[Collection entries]
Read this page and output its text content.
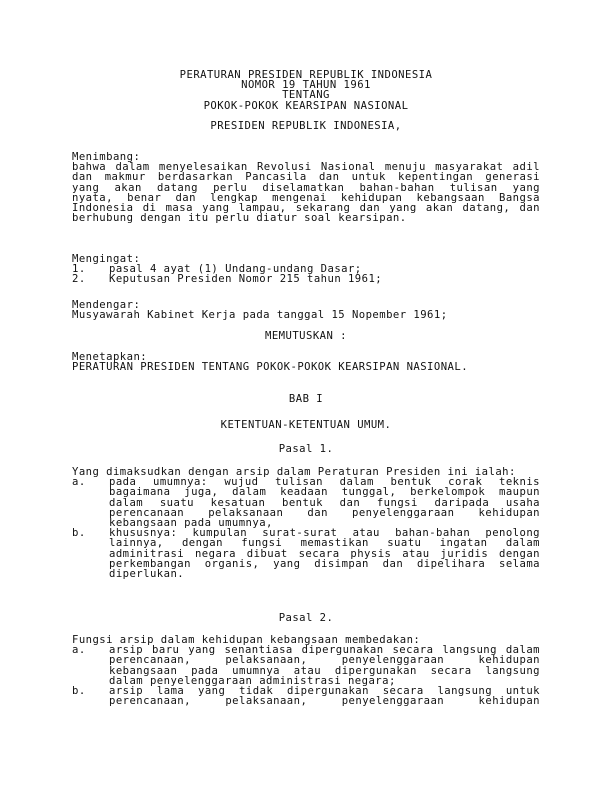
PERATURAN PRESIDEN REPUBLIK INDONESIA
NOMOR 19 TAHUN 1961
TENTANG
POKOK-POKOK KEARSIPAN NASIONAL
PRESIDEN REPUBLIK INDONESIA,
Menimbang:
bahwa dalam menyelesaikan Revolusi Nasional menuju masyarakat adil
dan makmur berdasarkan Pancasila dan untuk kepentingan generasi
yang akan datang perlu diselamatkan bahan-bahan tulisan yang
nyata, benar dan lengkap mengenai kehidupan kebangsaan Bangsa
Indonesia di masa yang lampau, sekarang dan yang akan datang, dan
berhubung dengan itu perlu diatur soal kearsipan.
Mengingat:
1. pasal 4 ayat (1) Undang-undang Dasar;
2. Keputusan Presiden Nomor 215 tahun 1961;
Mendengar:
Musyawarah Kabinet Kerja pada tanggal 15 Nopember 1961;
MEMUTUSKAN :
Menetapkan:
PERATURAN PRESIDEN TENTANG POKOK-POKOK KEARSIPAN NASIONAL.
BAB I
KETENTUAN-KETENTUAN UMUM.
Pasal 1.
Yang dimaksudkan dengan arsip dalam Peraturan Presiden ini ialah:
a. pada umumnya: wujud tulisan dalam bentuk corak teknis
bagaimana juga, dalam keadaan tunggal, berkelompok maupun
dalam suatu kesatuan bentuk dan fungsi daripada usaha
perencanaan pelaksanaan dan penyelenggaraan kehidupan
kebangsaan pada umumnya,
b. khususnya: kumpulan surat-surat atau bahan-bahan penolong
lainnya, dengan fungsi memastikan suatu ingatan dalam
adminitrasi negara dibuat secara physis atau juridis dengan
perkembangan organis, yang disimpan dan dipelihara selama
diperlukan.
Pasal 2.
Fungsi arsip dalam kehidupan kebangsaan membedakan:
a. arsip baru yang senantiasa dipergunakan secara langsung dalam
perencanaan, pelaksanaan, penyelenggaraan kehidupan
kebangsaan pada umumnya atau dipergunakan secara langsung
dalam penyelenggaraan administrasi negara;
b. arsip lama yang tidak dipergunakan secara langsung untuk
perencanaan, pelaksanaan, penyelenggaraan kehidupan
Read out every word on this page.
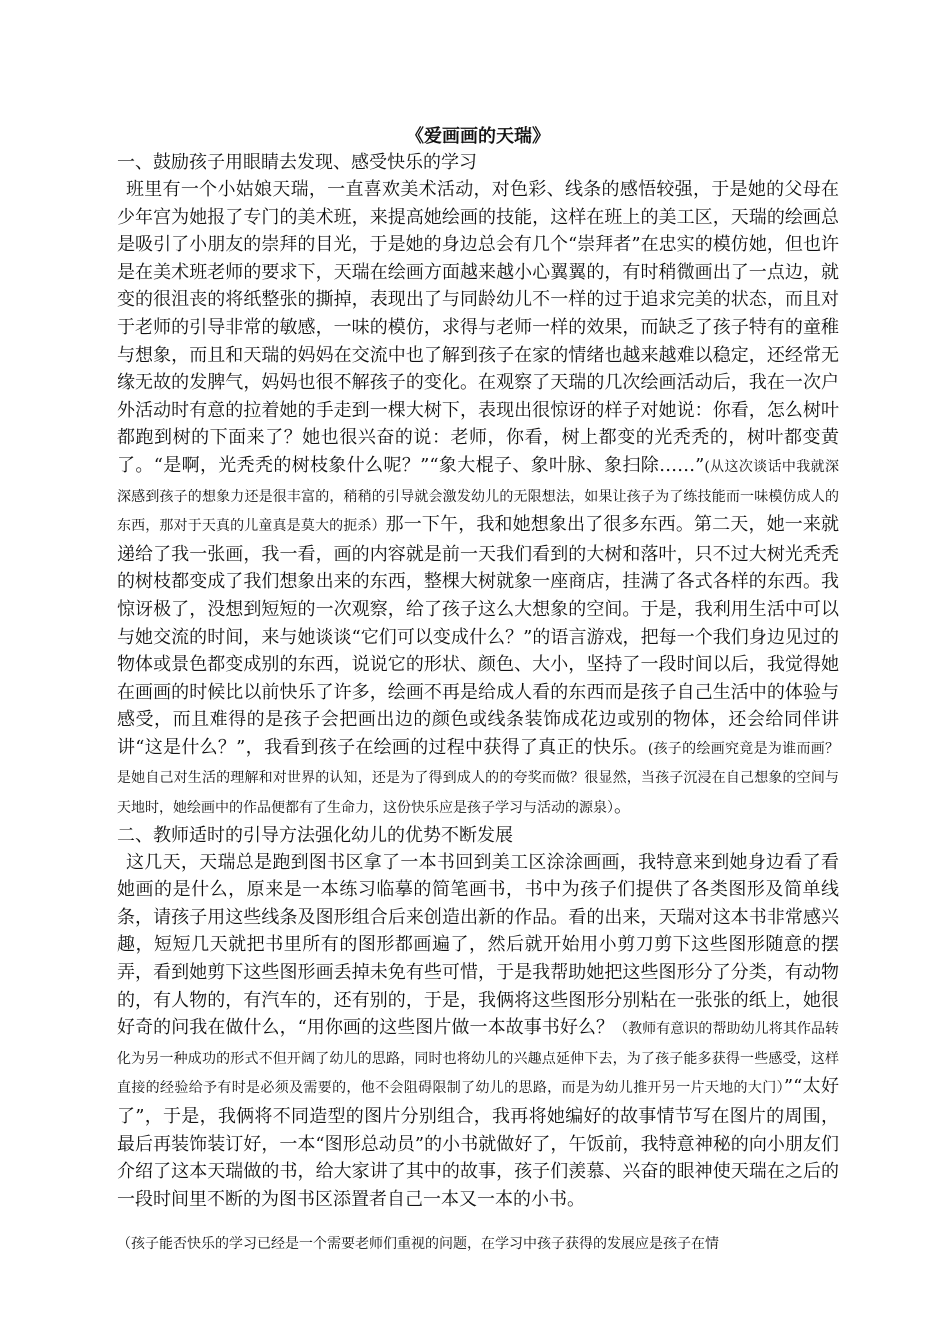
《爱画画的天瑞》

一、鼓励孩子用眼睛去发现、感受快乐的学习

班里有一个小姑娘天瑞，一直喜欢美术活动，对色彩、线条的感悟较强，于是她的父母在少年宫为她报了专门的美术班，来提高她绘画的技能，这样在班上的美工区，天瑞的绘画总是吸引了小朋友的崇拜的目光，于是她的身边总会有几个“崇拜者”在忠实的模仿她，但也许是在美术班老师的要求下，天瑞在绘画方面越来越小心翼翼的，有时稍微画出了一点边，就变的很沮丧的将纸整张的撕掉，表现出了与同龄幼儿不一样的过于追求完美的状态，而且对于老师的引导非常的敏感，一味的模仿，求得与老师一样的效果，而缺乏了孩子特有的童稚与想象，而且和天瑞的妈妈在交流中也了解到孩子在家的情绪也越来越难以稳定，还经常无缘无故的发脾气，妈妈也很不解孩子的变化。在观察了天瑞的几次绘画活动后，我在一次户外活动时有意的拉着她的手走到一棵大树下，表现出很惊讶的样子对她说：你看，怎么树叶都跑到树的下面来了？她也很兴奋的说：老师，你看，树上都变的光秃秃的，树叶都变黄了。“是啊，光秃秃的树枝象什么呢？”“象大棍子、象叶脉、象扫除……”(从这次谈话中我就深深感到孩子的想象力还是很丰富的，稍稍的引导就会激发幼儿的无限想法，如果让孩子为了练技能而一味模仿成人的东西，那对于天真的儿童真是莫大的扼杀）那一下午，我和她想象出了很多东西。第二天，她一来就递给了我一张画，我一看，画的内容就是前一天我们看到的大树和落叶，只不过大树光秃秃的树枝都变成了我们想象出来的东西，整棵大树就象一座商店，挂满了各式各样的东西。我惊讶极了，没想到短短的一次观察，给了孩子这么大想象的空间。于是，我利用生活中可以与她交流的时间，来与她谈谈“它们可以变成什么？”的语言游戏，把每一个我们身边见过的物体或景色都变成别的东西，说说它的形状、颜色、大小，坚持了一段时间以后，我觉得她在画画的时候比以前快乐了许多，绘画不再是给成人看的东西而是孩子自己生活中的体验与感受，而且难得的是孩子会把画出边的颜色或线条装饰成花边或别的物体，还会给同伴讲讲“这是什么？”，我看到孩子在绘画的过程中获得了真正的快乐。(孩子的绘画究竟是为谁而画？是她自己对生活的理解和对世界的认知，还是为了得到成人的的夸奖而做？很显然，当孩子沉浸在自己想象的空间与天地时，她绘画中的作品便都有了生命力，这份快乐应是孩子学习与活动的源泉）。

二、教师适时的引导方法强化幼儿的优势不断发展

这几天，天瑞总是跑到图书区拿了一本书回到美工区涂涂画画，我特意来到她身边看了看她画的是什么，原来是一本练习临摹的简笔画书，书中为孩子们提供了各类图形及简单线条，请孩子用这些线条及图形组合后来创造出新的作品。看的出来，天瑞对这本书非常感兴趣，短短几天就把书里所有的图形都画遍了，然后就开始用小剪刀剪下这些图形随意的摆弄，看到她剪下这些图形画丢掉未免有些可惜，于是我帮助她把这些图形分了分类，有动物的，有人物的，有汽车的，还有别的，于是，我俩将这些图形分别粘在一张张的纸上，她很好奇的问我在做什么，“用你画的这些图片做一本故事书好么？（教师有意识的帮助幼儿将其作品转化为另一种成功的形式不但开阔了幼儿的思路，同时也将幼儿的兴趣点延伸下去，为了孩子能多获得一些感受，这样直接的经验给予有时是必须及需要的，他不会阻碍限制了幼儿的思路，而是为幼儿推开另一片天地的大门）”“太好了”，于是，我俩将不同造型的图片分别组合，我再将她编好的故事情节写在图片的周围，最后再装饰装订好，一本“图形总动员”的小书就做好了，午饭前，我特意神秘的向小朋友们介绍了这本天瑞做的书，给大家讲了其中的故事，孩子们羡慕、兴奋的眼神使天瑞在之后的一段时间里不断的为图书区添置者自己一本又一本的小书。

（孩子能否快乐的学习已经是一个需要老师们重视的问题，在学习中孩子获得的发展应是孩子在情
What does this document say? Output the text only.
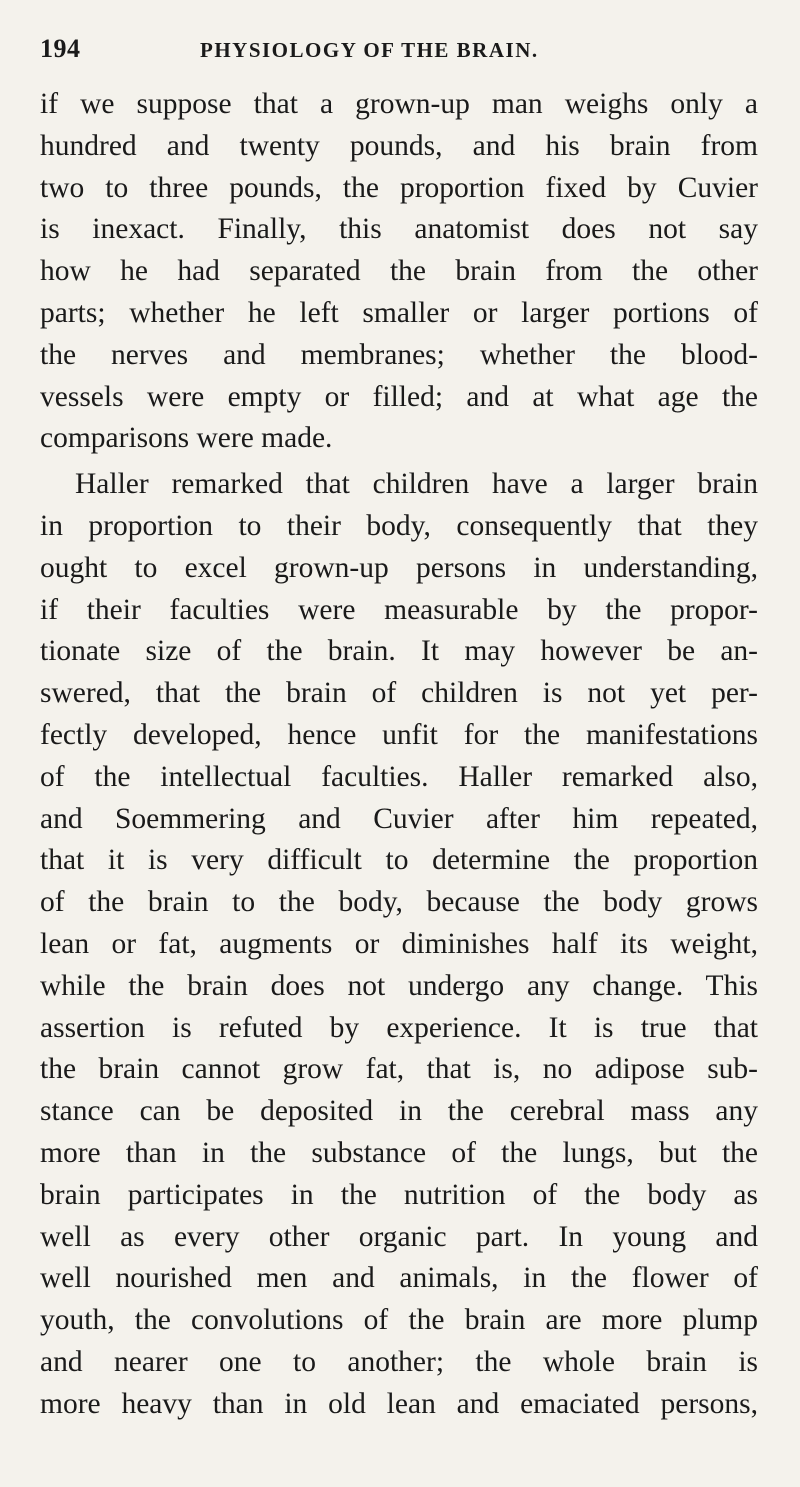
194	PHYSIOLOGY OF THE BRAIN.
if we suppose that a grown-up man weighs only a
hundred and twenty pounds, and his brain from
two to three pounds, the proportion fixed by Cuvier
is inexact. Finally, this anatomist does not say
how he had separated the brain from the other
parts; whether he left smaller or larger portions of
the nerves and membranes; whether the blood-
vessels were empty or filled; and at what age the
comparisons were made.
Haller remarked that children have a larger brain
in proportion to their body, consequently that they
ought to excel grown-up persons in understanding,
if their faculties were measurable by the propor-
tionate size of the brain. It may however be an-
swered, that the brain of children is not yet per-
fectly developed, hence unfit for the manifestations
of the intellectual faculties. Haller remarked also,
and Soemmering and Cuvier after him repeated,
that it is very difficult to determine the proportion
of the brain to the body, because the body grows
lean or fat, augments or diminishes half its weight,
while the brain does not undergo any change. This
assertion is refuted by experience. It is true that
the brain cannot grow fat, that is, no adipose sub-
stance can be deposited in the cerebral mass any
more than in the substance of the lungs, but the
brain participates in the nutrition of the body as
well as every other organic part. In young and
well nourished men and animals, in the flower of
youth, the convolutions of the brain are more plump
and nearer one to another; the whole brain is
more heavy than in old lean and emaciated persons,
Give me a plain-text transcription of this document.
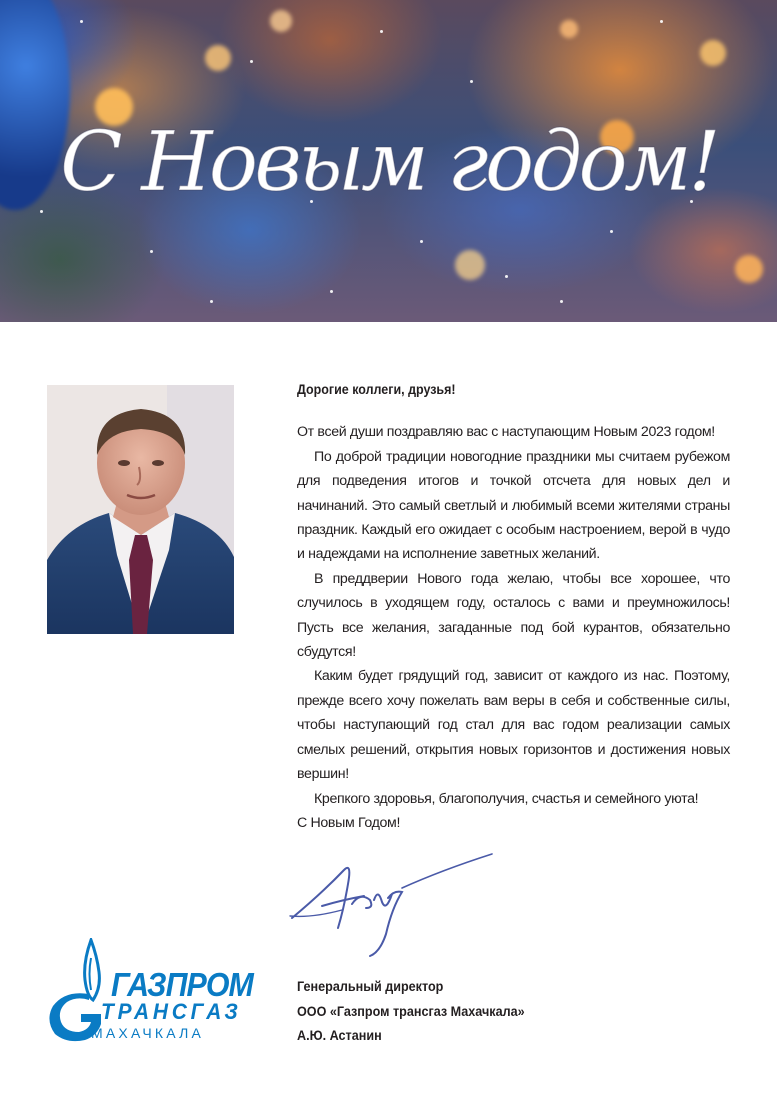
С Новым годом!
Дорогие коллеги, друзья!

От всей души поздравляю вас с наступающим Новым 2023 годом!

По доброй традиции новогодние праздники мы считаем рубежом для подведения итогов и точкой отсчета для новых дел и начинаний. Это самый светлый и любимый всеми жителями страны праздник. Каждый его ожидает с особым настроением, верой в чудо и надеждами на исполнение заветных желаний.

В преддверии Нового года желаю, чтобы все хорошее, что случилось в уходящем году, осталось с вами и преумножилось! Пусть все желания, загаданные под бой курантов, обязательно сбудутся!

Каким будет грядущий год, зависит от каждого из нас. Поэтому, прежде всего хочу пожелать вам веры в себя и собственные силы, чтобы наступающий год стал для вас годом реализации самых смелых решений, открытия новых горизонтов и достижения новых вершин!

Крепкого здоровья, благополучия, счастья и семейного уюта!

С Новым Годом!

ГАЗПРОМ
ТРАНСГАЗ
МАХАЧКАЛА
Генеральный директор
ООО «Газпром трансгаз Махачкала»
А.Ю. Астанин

→ **Short problem**
Which lines contain the word "atau"? Return each of them.

→ **Response to this exercise**
b. khususnya: kumpulan surat-surat atau bahan-bahan penolong
adminitrasi negara dibuat secara physis atau juridis dengan
kebangsaan pada umumnya atau dipergunakan secara langsung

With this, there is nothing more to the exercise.